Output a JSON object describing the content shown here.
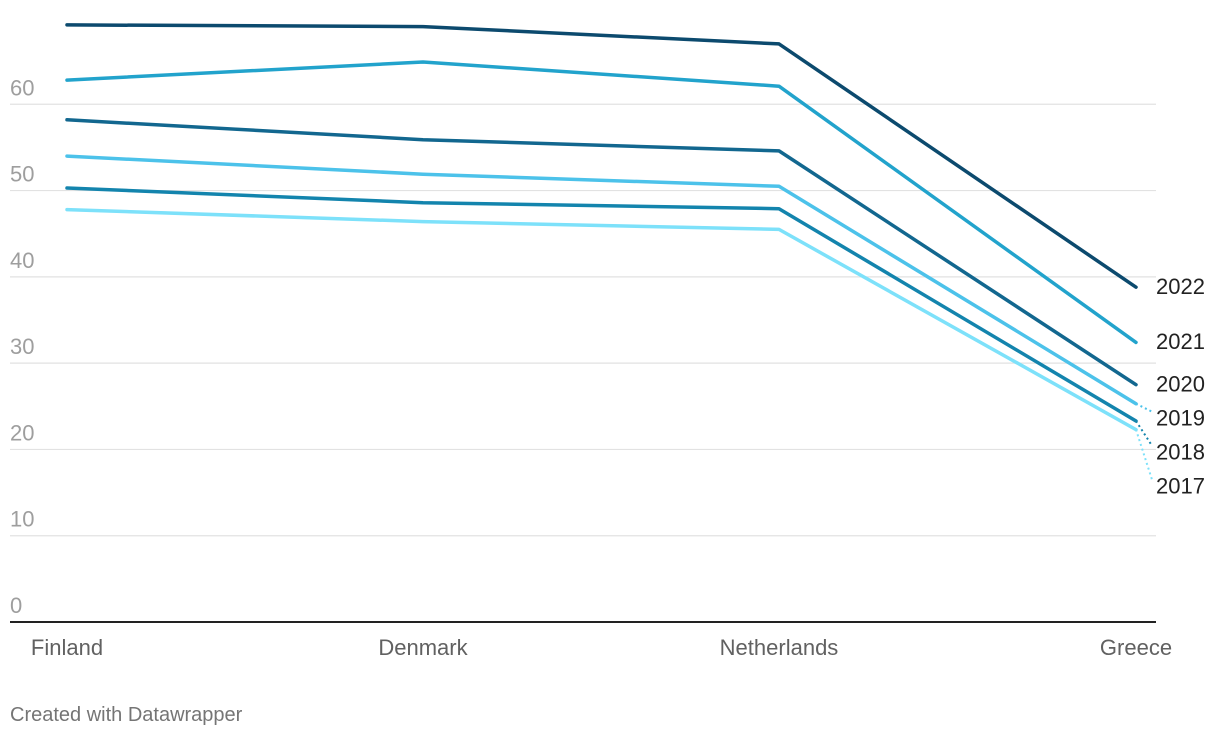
{
  "chart_data": {
    "type": "line",
    "categories": [
      "Finland",
      "Denmark",
      "Netherlands",
      "Greece"
    ],
    "ylim": [
      0,
      70
    ],
    "yticks": [
      0,
      10,
      20,
      30,
      40,
      50,
      60
    ],
    "grid": true,
    "legend": "direct labels right",
    "series": [
      {
        "name": "2022",
        "values": [
          69.2,
          69.0,
          67.0,
          38.8
        ],
        "color": "#0c4a6e"
      },
      {
        "name": "2021",
        "values": [
          62.8,
          64.9,
          62.1,
          32.4
        ],
        "color": "#22a3cc"
      },
      {
        "name": "2020",
        "values": [
          58.2,
          55.9,
          54.6,
          27.5
        ],
        "color": "#12678f"
      },
      {
        "name": "2019",
        "values": [
          54.0,
          51.9,
          50.5,
          25.3
        ],
        "color": "#4cc2ea"
      },
      {
        "name": "2018",
        "values": [
          50.3,
          48.6,
          47.9,
          23.3
        ],
        "color": "#1384ad"
      },
      {
        "name": "2017",
        "values": [
          47.8,
          46.4,
          45.5,
          22.3
        ],
        "color": "#7de1fa"
      }
    ]
  },
  "footer": {
    "credit": "Created with Datawrapper"
  }
}
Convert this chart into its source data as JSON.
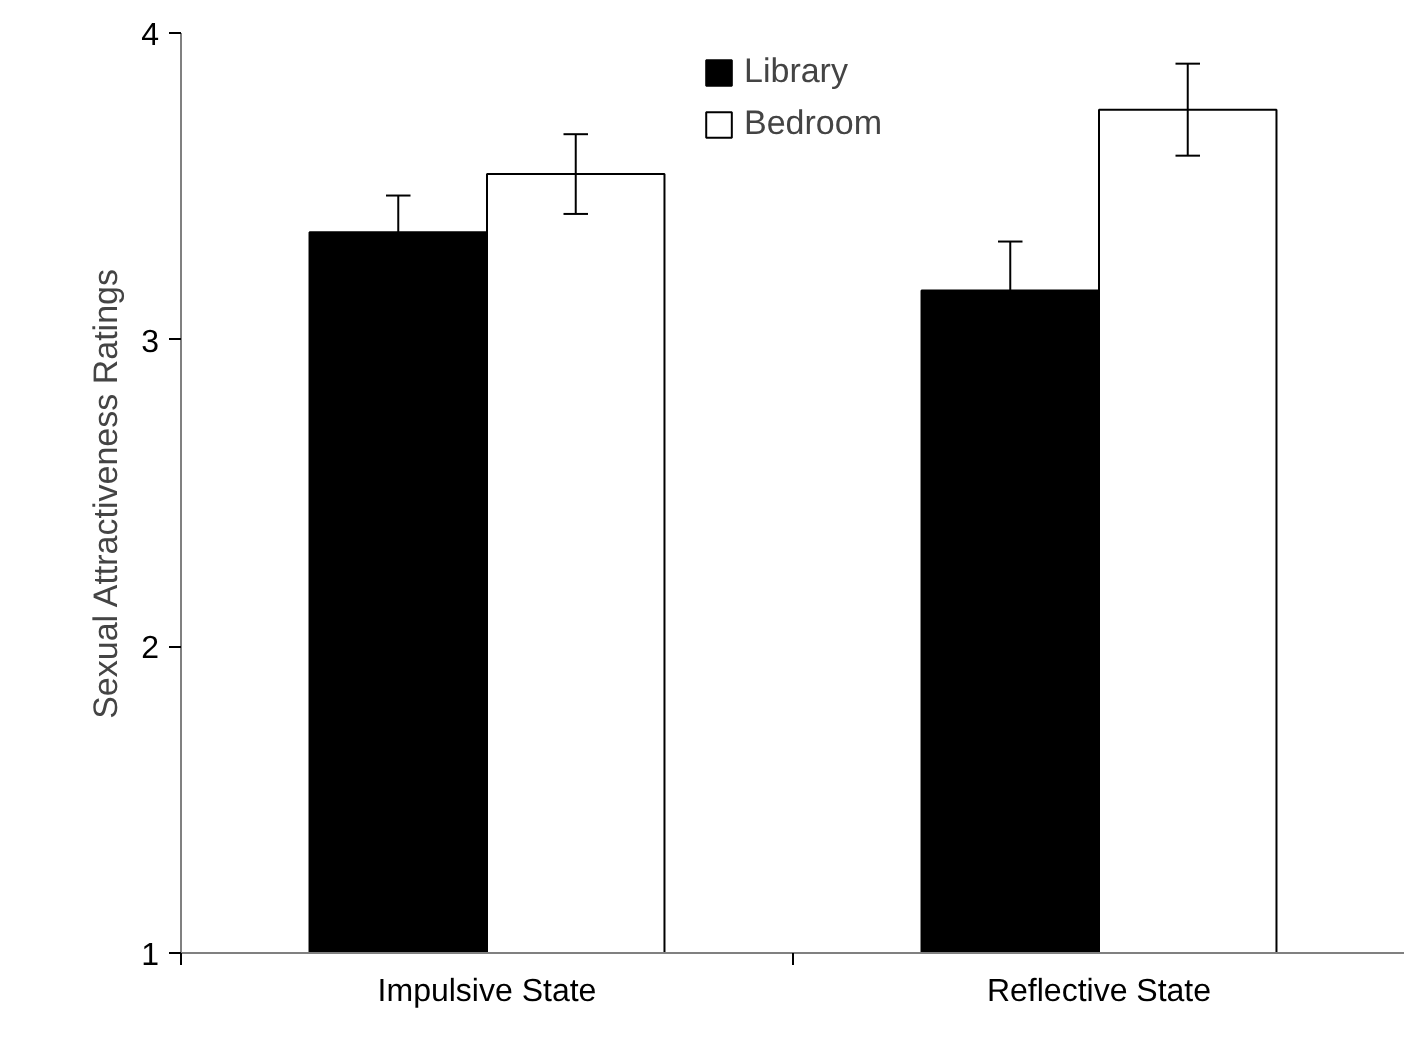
{
  "chart_data": {
    "type": "bar",
    "ylabel": "Sexual Attractiveness Ratings",
    "categories": [
      "Impulsive State",
      "Reflective State"
    ],
    "series": [
      {
        "name": "Library",
        "color": "#000000",
        "values": [
          3.35,
          3.16
        ],
        "errors": [
          0.12,
          0.16
        ]
      },
      {
        "name": "Bedroom",
        "color": "#ffffff",
        "values": [
          3.54,
          3.75
        ],
        "errors": [
          0.13,
          0.15
        ]
      }
    ],
    "ylim": [
      1,
      4
    ],
    "yticks": [
      1,
      2,
      3,
      4
    ],
    "grid": false,
    "legend": "top"
  }
}
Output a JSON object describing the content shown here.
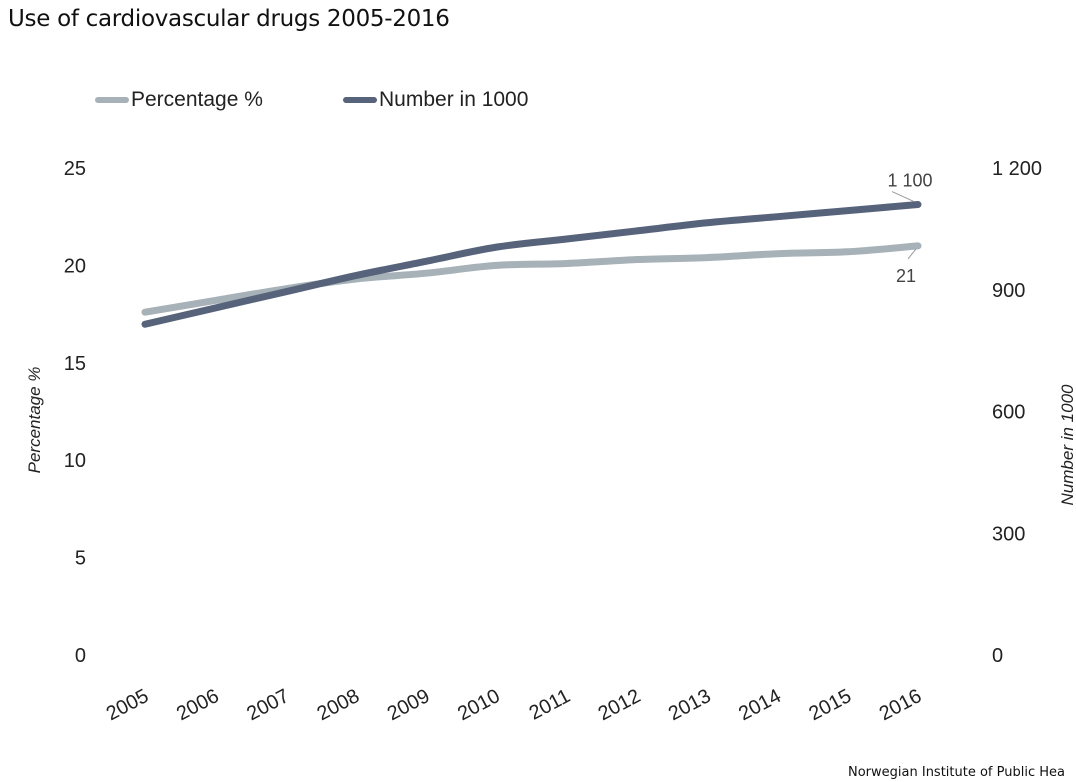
{
  "chart_data": {
    "type": "line",
    "title": "Use of cardiovascular drugs 2005-2016",
    "categories": [
      "2005",
      "2006",
      "2007",
      "2008",
      "2009",
      "2010",
      "2011",
      "2012",
      "2013",
      "2014",
      "2015",
      "2016"
    ],
    "series": [
      {
        "name": "Percentage %",
        "axis": "left",
        "color": "#a7b1b8",
        "values": [
          17.6,
          18.2,
          18.8,
          19.3,
          19.6,
          20.0,
          20.1,
          20.3,
          20.4,
          20.6,
          20.7,
          21.0
        ]
      },
      {
        "name": "Number in 1000",
        "axis": "right",
        "color": "#56637a",
        "values": [
          815,
          855,
          895,
          935,
          970,
          1005,
          1025,
          1045,
          1065,
          1080,
          1095,
          1110
        ]
      }
    ],
    "ylabel": "Percentage %",
    "y2label": "Number in 1000",
    "ylim": [
      0,
      25
    ],
    "y2lim": [
      0,
      1200
    ],
    "yticks": [
      "0",
      "5",
      "10",
      "15",
      "20",
      "25"
    ],
    "y2ticks": [
      "0",
      "300",
      "600",
      "900",
      "1 200"
    ],
    "annotations": [
      {
        "series": "Number in 1000",
        "category": "2016",
        "text": "1 100"
      },
      {
        "series": "Percentage %",
        "category": "2016",
        "text": "21"
      }
    ],
    "legend_position": "top-left",
    "grid": false
  },
  "source": "Norwegian Institute of Public Hea"
}
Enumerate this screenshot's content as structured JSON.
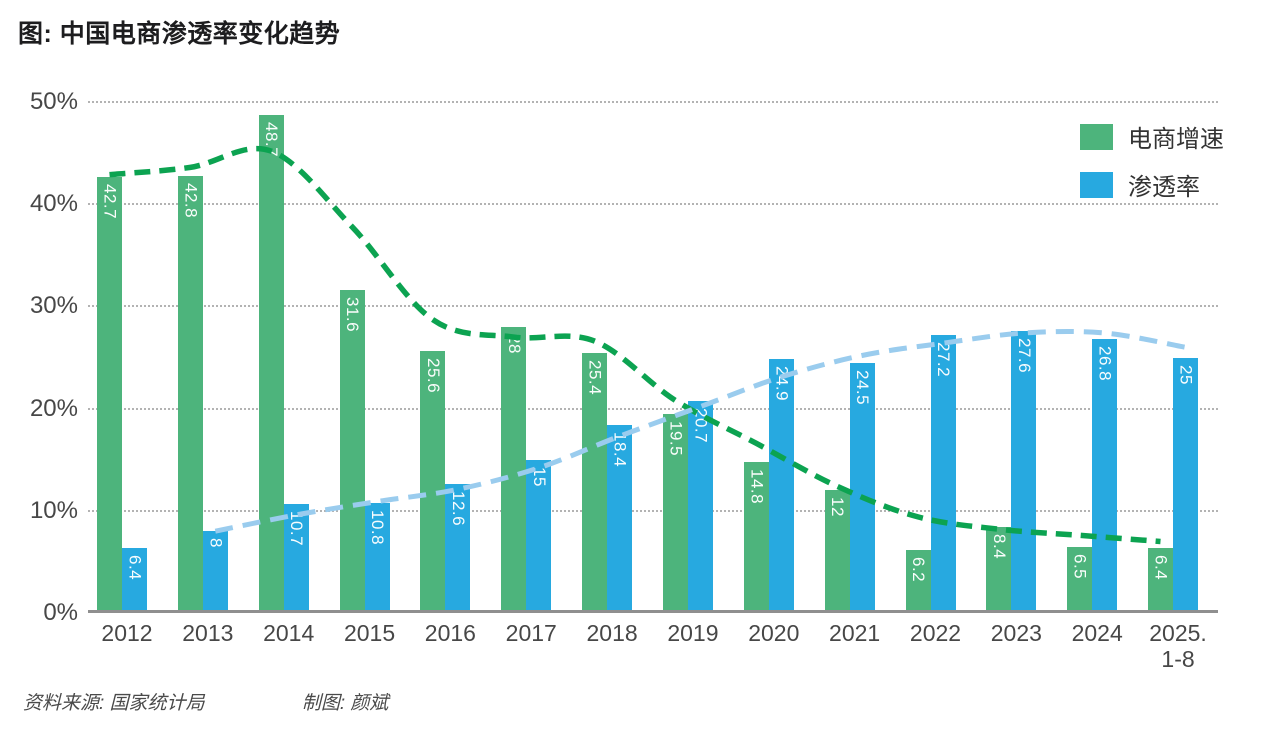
········
[Goal of the exercise]
Set the pictures aside and transcribe the data above exactly.

[Finished exercise]
Output a JSON object describing the content shown here.
{
  "chart_data": {
    "type": "line",
    "categories": [
      "Finland",
      "Denmark",
      "Netherlands",
      "Greece"
    ],
    "ylim": [
      0,
      70
    ],
    "yticks": [
      0,
      10,
      20,
      30,
      40,
      50,
      60
    ],
    "grid": true,
    "legend": "direct labels right",
    "series": [
      {
        "name": "2022",
        "values": [
          69.2,
          69.0,
          67.0,
          38.8
        ],
        "color": "#0c4a6e"
      },
      {
        "name": "2021",
        "values": [
          62.8,
          64.9,
          62.1,
          32.4
        ],
        "color": "#22a3cc"
      },
      {
        "name": "2020",
        "values": [
          58.2,
          55.9,
          54.6,
          27.5
        ],
        "color": "#12678f"
      },
      {
        "name": "2019",
        "values": [
          54.0,
          51.9,
          50.5,
          25.3
        ],
        "color": "#4cc2ea"
      },
      {
        "name": "2018",
        "values": [
          50.3,
          48.6,
          47.9,
          23.3
        ],
        "color": "#1384ad"
      },
      {
        "name": "2017",
        "values": [
          47.8,
          46.4,
          45.5,
          22.3
        ],
        "color": "#7de1fa"
      }
    ]
  },
  "footer": {
    "credit": "Created with Datawrapper"
  }
}
Convert this chart into its source data as JSON.
{
  "chart_data": {
    "type": "bar",
    "ylabel": "Sexual Attractiveness Ratings",
    "categories": [
      "Impulsive State",
      "Reflective State"
    ],
    "series": [
      {
        "name": "Library",
        "color": "#000000",
        "values": [
          3.35,
          3.16
        ],
        "errors": [
          0.12,
          0.16
        ]
      },
      {
        "name": "Bedroom",
        "color": "#ffffff",
        "values": [
          3.54,
          3.75
        ],
        "errors": [
          0.13,
          0.15
        ]
      }
    ],
    "ylim": [
      1,
      4
    ],
    "yticks": [
      1,
      2,
      3,
      4
    ],
    "grid": false,
    "legend": "top"
  }
}
Output a JSON object describing the content shown here.
{
  "chart_data": {
    "type": "line",
    "title": "Use of cardiovascular drugs 2005-2016",
    "categories": [
      "2005",
      "2006",
      "2007",
      "2008",
      "2009",
      "2010",
      "2011",
      "2012",
      "2013",
      "2014",
      "2015",
      "2016"
    ],
    "series": [
      {
        "name": "Percentage %",
        "axis": "left",
        "color": "#a7b1b8",
        "values": [
          17.6,
          18.2,
          18.8,
          19.3,
          19.6,
          20.0,
          20.1,
          20.3,
          20.4,
          20.6,
          20.7,
          21.0
        ]
      },
      {
        "name": "Number in 1000",
        "axis": "right",
        "color": "#56637a",
        "values": [
          815,
          855,
          895,
          935,
          970,
          1005,
          1025,
          1045,
          1065,
          1080,
          1095,
          1110
        ]
      }
    ],
    "ylabel": "Percentage %",
    "y2label": "Number in 1000",
    "ylim": [
      0,
      25
    ],
    "y2lim": [
      0,
      1200
    ],
    "yticks": [
      "0",
      "5",
      "10",
      "15",
      "20",
      "25"
    ],
    "y2ticks": [
      "0",
      "300",
      "600",
      "900",
      "1 200"
    ],
    "annotations": [
      {
        "series": "Number in 1000",
        "category": "2016",
        "text": "1 100"
      },
      {
        "series": "Percentage %",
        "category": "2016",
        "text": "21"
      }
    ],
    "legend_position": "top-left",
    "grid": false
  },
  "source": "Norwegian Institute of Public Hea"
}
Enumerate this screenshot's content as structured JSON.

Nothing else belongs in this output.